Your task: Each record that follows must be printed exactly as given.

*** Opening of Provided records ***

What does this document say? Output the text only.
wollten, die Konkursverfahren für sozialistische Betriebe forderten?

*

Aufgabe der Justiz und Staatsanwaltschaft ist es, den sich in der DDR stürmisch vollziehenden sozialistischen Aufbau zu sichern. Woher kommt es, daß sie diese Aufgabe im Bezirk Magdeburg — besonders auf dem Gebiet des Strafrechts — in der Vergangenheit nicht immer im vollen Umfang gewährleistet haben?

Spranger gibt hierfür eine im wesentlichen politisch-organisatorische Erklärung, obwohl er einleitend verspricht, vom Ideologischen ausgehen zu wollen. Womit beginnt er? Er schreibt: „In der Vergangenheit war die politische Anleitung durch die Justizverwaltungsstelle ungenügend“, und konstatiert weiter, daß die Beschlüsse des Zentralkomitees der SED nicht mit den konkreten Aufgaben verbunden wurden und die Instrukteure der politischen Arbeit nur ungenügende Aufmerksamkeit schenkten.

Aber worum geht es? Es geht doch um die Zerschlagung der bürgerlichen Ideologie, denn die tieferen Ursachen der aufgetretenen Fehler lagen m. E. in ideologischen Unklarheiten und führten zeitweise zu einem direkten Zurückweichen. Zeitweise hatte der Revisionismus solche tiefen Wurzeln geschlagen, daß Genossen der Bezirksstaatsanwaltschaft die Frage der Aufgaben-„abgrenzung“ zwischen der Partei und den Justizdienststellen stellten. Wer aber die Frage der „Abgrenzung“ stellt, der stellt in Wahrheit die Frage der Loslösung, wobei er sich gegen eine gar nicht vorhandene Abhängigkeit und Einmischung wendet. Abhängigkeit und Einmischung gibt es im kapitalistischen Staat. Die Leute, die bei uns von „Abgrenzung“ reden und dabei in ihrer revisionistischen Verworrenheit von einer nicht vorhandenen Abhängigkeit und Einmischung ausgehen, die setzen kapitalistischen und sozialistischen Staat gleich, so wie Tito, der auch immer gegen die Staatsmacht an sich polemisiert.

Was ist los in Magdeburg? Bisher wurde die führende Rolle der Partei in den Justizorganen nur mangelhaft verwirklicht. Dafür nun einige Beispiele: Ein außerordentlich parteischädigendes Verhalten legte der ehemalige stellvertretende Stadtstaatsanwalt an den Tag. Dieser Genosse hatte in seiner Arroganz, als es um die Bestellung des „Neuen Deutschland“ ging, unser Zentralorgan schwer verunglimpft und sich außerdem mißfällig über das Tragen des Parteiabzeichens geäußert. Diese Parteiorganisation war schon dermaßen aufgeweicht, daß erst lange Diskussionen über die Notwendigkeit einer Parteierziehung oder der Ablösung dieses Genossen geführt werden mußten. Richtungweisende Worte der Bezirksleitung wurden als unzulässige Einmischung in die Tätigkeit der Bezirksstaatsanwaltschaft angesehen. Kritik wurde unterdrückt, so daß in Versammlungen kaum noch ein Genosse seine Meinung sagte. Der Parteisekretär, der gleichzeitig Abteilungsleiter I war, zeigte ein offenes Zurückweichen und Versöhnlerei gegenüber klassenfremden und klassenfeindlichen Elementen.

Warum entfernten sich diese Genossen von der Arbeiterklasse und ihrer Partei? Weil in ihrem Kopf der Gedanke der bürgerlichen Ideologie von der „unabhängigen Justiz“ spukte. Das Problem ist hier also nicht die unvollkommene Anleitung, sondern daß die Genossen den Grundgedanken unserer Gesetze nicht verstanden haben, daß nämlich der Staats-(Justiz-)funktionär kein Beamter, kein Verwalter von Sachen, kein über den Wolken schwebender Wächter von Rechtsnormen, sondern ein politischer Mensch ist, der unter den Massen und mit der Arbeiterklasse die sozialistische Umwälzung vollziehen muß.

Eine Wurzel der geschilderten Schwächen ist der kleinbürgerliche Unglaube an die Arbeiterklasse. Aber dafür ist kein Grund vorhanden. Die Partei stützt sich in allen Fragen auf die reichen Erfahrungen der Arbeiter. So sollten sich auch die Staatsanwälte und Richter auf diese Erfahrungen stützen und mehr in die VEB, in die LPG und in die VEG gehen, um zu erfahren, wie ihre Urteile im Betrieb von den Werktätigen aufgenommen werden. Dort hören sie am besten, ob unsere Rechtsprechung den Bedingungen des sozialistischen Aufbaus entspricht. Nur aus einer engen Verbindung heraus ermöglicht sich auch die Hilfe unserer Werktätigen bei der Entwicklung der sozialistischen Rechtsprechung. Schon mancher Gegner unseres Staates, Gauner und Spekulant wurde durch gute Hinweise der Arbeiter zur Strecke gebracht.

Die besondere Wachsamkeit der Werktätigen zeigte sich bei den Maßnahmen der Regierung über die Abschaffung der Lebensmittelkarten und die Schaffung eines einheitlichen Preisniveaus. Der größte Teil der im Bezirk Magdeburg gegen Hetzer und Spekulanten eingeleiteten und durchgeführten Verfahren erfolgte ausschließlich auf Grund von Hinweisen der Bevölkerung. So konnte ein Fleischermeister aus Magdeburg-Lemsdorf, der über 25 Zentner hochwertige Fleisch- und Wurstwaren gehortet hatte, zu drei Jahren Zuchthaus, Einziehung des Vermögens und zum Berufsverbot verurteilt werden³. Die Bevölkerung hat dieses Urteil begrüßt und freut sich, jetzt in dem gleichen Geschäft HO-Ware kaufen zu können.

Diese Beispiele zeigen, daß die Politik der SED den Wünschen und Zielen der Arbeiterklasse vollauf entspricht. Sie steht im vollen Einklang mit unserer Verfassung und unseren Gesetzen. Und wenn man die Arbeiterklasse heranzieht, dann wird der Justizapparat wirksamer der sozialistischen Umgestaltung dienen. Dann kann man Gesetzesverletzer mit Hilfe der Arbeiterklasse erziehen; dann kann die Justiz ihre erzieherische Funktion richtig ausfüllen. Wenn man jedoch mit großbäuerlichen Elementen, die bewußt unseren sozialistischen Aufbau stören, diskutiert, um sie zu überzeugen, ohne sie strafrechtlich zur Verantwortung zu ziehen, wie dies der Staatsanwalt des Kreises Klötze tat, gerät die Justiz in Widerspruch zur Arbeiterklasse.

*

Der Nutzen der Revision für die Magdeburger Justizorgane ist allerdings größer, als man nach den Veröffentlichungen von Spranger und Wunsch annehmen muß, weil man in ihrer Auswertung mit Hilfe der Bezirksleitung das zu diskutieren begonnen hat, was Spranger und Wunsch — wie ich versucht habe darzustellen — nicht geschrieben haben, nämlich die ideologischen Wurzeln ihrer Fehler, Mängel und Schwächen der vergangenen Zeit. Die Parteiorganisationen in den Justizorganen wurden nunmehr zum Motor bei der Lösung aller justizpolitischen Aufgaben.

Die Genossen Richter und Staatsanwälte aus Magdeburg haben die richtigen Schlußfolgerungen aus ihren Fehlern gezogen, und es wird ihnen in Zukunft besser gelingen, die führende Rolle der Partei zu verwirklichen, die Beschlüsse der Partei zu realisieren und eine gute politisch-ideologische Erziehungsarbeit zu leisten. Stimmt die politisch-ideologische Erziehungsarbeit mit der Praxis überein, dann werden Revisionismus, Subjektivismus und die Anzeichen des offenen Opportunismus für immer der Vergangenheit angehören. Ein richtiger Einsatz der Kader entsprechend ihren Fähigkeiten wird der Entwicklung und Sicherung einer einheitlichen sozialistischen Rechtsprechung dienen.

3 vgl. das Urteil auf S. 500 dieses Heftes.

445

*** Close of Provided records ***

Answer space:
What does this document say? Output the text only.
wollten, die Konkursverfahren für sozialistische Betriebe forderten?

*

Aufgabe der Justiz und Staatsanwaltschaft ist es, den sich in der DDR stürmisch vollziehenden sozialistischen Aufbau zu sichern. Woher kommt es, daß sie diese Aufgabe im Bezirk Magdeburg — besonders auf dem Gebiet des Strafrechts — in der Vergangenheit nicht immer im vollen Umfang gewährleistet haben?

Spranger gibt hierfür eine im wesentlichen politisch-organisatorische Erklärung, obwohl er einleitend verspricht, vom Ideologischen ausgehen zu wollen. Womit beginnt er? Er schreibt: „In der Vergangenheit war die politische Anleitung durch die Justizverwaltungsstelle ungenügend“, und konstatiert weiter, daß die Beschlüsse des Zentralkomitees der SED nicht mit den konkreten Aufgaben verbunden wurden und die Instrukteure der politischen Arbeit nur ungenügende Aufmerksamkeit schenkten.

Aber worum geht es? Es geht doch um die Zerschlagung der bürgerlichen Ideologie, denn die tieferen Ursachen der aufgetretenen Fehler lagen m. E. in ideologischen Unklarheiten und führten zeitweise zu einem direkten Zurückweichen. Zeitweise hatte der Revisionismus solche tiefen Wurzeln geschlagen, daß Genossen der Bezirksstaatsanwaltschaft die Frage der Aufgaben-„abgrenzung“ zwischen der Partei und den Justizdienststellen stellten. Wer aber die Frage der „Abgrenzung“ stellt, der stellt in Wahrheit die Frage der Loslösung, wobei er sich gegen eine gar nicht vorhandene Abhängigkeit und Einmischung wendet. Abhängigkeit und Einmischung gibt es im kapitalistischen Staat. Die Leute, die bei uns von „Abgrenzung“ reden und dabei in ihrer revisionistischen Verworrenheit von einer nicht vorhandenen Abhängigkeit und Einmischung ausgehen, die setzen kapitalistischen und sozialistischen Staat gleich, so wie Tito, der auch immer gegen die Staatsmacht an sich polemisiert.

Was ist los in Magdeburg? Bisher wurde die führende Rolle der Partei in den Justizorganen nur mangelhaft verwirklicht. Dafür nun einige Beispiele: Ein außerordentlich parteischädigendes Verhalten legte der ehemalige stellvertretende Stadtstaatsanwalt an den Tag. Dieser Genosse hatte in seiner Arroganz, als es um die Bestellung des „Neuen Deutschland“ ging, unser Zentralorgan schwer verunglimpft und sich außerdem mißfällig über das Tragen des Parteiabzeichens geäußert. Diese Parteiorganisation war schon dermaßen aufgeweicht, daß erst lange Diskussionen über die Notwendigkeit einer Parteierziehung oder der Ablösung dieses Genossen geführt werden mußten. Richtungweisende Worte der Bezirksleitung wurden als unzulässige Einmischung in die Tätigkeit der Bezirksstaatsanwaltschaft angesehen. Kritik wurde unterdrückt, so daß in Versammlungen kaum noch ein Genosse seine Meinung sagte. Der Parteisekretär, der gleichzeitig Abteilungsleiter I war, zeigte ein offenes Zurückweichen und Versöhnlerei gegenüber klassenfremden und klassenfeindlichen Elementen.

Warum entfernten sich diese Genossen von der Arbeiterklasse und ihrer Partei? Weil in ihrem Kopf der Gedanke der bürgerlichen Ideologie von der „unabhängigen Justiz“ spukte. Das Problem ist hier also nicht die unvollkommene Anleitung, sondern daß die Genossen den Grundgedanken unserer Gesetze nicht verstanden haben, daß nämlich der Staats-(Justiz-)funktionär kein Beamter, kein Verwalter von Sachen, kein über den Wolken schwebender Wächter von Rechtsnormen, sondern ein politischer Mensch ist, der unter den Massen und mit der Arbeiterklasse die sozialistische Umwälzung vollziehen muß.

Eine Wurzel der geschilderten Schwächen ist der kleinbürgerliche Unglaube an die Arbeiterklasse. Aber dafür ist kein Grund vorhanden. Die Partei stützt sich in allen Fragen auf die reichen Erfahrungen der Arbeiter. So sollten sich auch die Staatsanwälte und Richter auf diese Erfahrungen stützen und mehr in die VEB, in die LPG und in die VEG gehen, um zu erfahren, wie ihre Urteile im Betrieb von den Werktätigen aufgenommen werden. Dort hören sie am besten, ob unsere Rechtsprechung den Bedingungen des sozialistischen Aufbaus entspricht. Nur aus einer engen Verbindung heraus ermöglicht sich auch die Hilfe unserer Werktätigen bei der Entwicklung der sozialistischen Rechtsprechung. Schon mancher Gegner unseres Staates, Gauner und Spekulant wurde durch gute Hinweise der Arbeiter zur Strecke gebracht.

Die besondere Wachsamkeit der Werktätigen zeigte sich bei den Maßnahmen der Regierung über die Abschaffung der Lebensmittelkarten und die Schaffung eines einheitlichen Preisniveaus. Der größte Teil der im Bezirk Magdeburg gegen Hetzer und Spekulanten eingeleiteten und durchgeführten Verfahren erfolgte ausschließlich auf Grund von Hinweisen der Bevölkerung. So konnte ein Fleischermeister aus Magdeburg-Lemsdorf, der über 25 Zentner hochwertige Fleisch- und Wurstwaren gehortet hatte, zu drei Jahren Zuchthaus, Einziehung des Vermögens und zum Berufsverbot verurteilt werden³. Die Bevölkerung hat dieses Urteil begrüßt und freut sich, jetzt in dem gleichen Geschäft HO-Ware kaufen zu können.

Diese Beispiele zeigen, daß die Politik der SED den Wünschen und Zielen der Arbeiterklasse vollauf entspricht. Sie steht im vollen Einklang mit unserer Verfassung und unseren Gesetzen. Und wenn man die Arbeiterklasse heranzieht, dann wird der Justizapparat wirksamer der sozialistischen Umgestaltung dienen. Dann kann man Gesetzesverletzer mit Hilfe der Arbeiterklasse erziehen; dann kann die Justiz ihre erzieherische Funktion richtig ausfüllen. Wenn man jedoch mit großbäuerlichen Elementen, die bewußt unseren sozialistischen Aufbau stören, diskutiert, um sie zu überzeugen, ohne sie strafrechtlich zur Verantwortung zu ziehen, wie dies der Staatsanwalt des Kreises Klötze tat, gerät die Justiz in Widerspruch zur Arbeiterklasse.

*

Der Nutzen der Revision für die Magdeburger Justizorgane ist allerdings größer, als man nach den Veröffentlichungen von Spranger und Wunsch annehmen muß, weil man in ihrer Auswertung mit Hilfe der Bezirksleitung das zu diskutieren begonnen hat, was Spranger und Wunsch — wie ich versucht habe darzustellen — nicht geschrieben haben, nämlich die ideologischen Wurzeln ihrer Fehler, Mängel und Schwächen der vergangenen Zeit. Die Parteiorganisationen in den Justizorganen wurden nunmehr zum Motor bei der Lösung aller justizpolitischen Aufgaben.

Die Genossen Richter und Staatsanwälte aus Magdeburg haben die richtigen Schlußfolgerungen aus ihren Fehlern gezogen, und es wird ihnen in Zukunft besser gelingen, die führende Rolle der Partei zu verwirklichen, die Beschlüsse der Partei zu realisieren und eine gute politisch-ideologische Erziehungsarbeit zu leisten. Stimmt die politisch-ideologische Erziehungsarbeit mit der Praxis überein, dann werden Revisionismus, Subjektivismus und die Anzeichen des offenen Opportunismus für immer der Vergangenheit angehören. Ein richtiger Einsatz der Kader entsprechend ihren Fähigkeiten wird der Entwicklung und Sicherung einer einheitlichen sozialistischen Rechtsprechung dienen.

3 vgl. das Urteil auf S. 500 dieses Heftes.

445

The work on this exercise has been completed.